What the task asks:
Reproduce verbatim the lines from the start of the material through the line containing "velocity-tick-label: -60 [556,351,567,359]", both included.

Data to use:

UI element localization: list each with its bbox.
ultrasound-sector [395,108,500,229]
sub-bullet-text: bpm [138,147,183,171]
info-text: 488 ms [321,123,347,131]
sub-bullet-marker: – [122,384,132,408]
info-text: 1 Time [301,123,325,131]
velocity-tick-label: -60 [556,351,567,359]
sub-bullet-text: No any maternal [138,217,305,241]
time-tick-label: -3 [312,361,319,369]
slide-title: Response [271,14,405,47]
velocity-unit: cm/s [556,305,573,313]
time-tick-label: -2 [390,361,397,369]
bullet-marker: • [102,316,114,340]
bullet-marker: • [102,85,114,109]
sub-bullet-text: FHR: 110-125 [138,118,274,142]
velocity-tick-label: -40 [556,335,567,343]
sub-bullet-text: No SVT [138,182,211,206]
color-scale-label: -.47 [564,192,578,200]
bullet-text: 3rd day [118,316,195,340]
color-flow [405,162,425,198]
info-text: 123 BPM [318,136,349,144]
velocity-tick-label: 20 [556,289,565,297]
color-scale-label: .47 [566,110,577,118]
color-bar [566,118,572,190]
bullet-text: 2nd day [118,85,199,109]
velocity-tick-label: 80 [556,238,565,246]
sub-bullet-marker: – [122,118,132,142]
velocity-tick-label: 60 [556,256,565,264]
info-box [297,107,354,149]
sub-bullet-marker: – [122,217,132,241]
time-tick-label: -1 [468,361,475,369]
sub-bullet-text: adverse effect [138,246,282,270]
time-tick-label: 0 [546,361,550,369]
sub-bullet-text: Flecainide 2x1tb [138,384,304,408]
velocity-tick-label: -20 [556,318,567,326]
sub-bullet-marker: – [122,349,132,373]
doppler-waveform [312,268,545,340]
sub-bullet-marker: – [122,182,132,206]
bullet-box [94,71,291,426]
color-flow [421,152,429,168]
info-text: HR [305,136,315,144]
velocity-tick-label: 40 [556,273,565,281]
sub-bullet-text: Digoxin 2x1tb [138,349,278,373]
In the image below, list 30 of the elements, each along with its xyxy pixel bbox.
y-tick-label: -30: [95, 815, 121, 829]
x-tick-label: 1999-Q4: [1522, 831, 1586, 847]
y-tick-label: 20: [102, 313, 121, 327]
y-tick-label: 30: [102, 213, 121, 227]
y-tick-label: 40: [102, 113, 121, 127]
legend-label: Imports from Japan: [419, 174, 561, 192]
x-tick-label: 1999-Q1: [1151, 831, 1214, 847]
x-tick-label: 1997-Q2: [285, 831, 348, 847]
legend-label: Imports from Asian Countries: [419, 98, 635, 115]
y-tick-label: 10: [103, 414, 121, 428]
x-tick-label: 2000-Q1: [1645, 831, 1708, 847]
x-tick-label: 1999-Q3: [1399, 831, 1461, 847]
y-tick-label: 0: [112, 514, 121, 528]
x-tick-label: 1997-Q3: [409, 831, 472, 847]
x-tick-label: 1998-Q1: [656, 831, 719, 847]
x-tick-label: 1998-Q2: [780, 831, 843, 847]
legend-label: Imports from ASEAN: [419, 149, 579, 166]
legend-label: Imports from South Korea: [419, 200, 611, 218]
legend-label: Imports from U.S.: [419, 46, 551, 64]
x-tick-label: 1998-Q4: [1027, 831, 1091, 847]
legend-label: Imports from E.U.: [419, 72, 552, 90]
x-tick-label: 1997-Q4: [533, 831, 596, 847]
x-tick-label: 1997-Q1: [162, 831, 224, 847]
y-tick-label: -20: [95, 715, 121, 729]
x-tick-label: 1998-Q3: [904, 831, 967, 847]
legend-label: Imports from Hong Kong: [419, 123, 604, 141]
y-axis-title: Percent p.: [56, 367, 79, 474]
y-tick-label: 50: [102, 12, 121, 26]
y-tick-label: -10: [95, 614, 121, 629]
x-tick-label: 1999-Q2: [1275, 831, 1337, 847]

Result:
UI element localization: list each with its bbox.
ultrasound-sector [395,108,500,229]
sub-bullet-text: bpm [138,147,183,171]
info-text: 488 ms [321,123,347,131]
sub-bullet-marker: – [122,384,132,408]
info-text: 1 Time [301,123,325,131]
velocity-tick-label: -60 [556,351,567,359]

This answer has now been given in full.